AIM -> Reproduce every entry exactly, without alteration.

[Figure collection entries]
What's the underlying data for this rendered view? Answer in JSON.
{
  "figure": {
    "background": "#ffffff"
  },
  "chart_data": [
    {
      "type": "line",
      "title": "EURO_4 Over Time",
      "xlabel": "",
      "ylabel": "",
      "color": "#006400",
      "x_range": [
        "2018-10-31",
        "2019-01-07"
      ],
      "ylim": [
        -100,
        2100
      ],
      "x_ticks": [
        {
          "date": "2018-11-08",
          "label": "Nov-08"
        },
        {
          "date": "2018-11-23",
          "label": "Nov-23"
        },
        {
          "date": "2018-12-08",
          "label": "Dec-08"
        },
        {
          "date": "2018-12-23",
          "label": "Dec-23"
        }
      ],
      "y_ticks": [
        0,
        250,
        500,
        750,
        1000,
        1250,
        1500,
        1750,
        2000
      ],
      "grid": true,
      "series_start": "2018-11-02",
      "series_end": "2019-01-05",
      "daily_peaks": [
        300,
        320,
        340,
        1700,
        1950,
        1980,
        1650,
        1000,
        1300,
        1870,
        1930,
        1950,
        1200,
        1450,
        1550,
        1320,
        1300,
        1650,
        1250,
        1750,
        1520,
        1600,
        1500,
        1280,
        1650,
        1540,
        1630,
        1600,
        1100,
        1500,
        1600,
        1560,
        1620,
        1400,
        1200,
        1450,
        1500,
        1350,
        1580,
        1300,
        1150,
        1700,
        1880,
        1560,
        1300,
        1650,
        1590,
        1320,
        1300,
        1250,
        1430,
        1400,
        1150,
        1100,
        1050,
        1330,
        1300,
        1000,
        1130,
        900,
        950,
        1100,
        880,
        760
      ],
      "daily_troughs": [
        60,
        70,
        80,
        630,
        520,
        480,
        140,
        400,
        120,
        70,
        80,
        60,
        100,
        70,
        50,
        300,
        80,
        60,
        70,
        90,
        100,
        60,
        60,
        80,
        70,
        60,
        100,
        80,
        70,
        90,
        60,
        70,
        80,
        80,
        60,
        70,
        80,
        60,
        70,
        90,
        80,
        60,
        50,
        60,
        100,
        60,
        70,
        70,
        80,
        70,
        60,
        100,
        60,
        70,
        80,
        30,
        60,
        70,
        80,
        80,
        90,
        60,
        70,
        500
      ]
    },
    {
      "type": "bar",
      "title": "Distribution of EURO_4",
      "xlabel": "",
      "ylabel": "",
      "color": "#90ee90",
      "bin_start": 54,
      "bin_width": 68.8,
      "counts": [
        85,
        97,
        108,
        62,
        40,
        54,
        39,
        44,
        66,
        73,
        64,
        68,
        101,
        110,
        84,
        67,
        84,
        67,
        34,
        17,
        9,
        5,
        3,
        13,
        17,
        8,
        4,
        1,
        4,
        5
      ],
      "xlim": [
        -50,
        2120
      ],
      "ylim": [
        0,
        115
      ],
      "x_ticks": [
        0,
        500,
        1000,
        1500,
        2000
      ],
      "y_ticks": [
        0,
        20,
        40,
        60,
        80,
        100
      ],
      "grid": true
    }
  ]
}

FINISHED EXERCISE ->
What's the underlying data for this rendered view? Answer in JSON.
{
  "figure": {
    "background": "#ffffff"
  },
  "chart_data": [
    {
      "type": "line",
      "title": "EURO_4 Over Time",
      "xlabel": "",
      "ylabel": "",
      "color": "#006400",
      "x_range": [
        "2018-10-31",
        "2019-01-07"
      ],
      "ylim": [
        -100,
        2100
      ],
      "x_ticks": [
        {
          "date": "2018-11-08",
          "label": "Nov-08"
        },
        {
          "date": "2018-11-23",
          "label": "Nov-23"
        },
        {
          "date": "2018-12-08",
          "label": "Dec-08"
        },
        {
          "date": "2018-12-23",
          "label": "Dec-23"
        }
      ],
      "y_ticks": [
        0,
        250,
        500,
        750,
        1000,
        1250,
        1500,
        1750,
        2000
      ],
      "grid": true,
      "series_start": "2018-11-02",
      "series_end": "2019-01-05",
      "daily_peaks": [
        300,
        320,
        340,
        1700,
        1950,
        1980,
        1650,
        1000,
        1300,
        1870,
        1930,
        1950,
        1200,
        1450,
        1550,
        1320,
        1300,
        1650,
        1250,
        1750,
        1520,
        1600,
        1500,
        1280,
        1650,
        1540,
        1630,
        1600,
        1100,
        1500,
        1600,
        1560,
        1620,
        1400,
        1200,
        1450,
        1500,
        1350,
        1580,
        1300,
        1150,
        1700,
        1880,
        1560,
        1300,
        1650,
        1590,
        1320,
        1300,
        1250,
        1430,
        1400,
        1150,
        1100,
        1050,
        1330,
        1300,
        1000,
        1130,
        900,
        950,
        1100,
        880,
        760
      ],
      "daily_troughs": [
        60,
        70,
        80,
        630,
        520,
        480,
        140,
        400,
        120,
        70,
        80,
        60,
        100,
        70,
        50,
        300,
        80,
        60,
        70,
        90,
        100,
        60,
        60,
        80,
        70,
        60,
        100,
        80,
        70,
        90,
        60,
        70,
        80,
        80,
        60,
        70,
        80,
        60,
        70,
        90,
        80,
        60,
        50,
        60,
        100,
        60,
        70,
        70,
        80,
        70,
        60,
        100,
        60,
        70,
        80,
        30,
        60,
        70,
        80,
        80,
        90,
        60,
        70,
        500
      ]
    },
    {
      "type": "bar",
      "title": "Distribution of EURO_4",
      "xlabel": "",
      "ylabel": "",
      "color": "#90ee90",
      "bin_start": 54,
      "bin_width": 68.8,
      "counts": [
        85,
        97,
        108,
        62,
        40,
        54,
        39,
        44,
        66,
        73,
        64,
        68,
        101,
        110,
        84,
        67,
        84,
        67,
        34,
        17,
        9,
        5,
        3,
        13,
        17,
        8,
        4,
        1,
        4,
        5
      ],
      "xlim": [
        -50,
        2120
      ],
      "ylim": [
        0,
        115
      ],
      "x_ticks": [
        0,
        500,
        1000,
        1500,
        2000
      ],
      "y_ticks": [
        0,
        20,
        40,
        60,
        80,
        100
      ],
      "grid": true
    }
  ]
}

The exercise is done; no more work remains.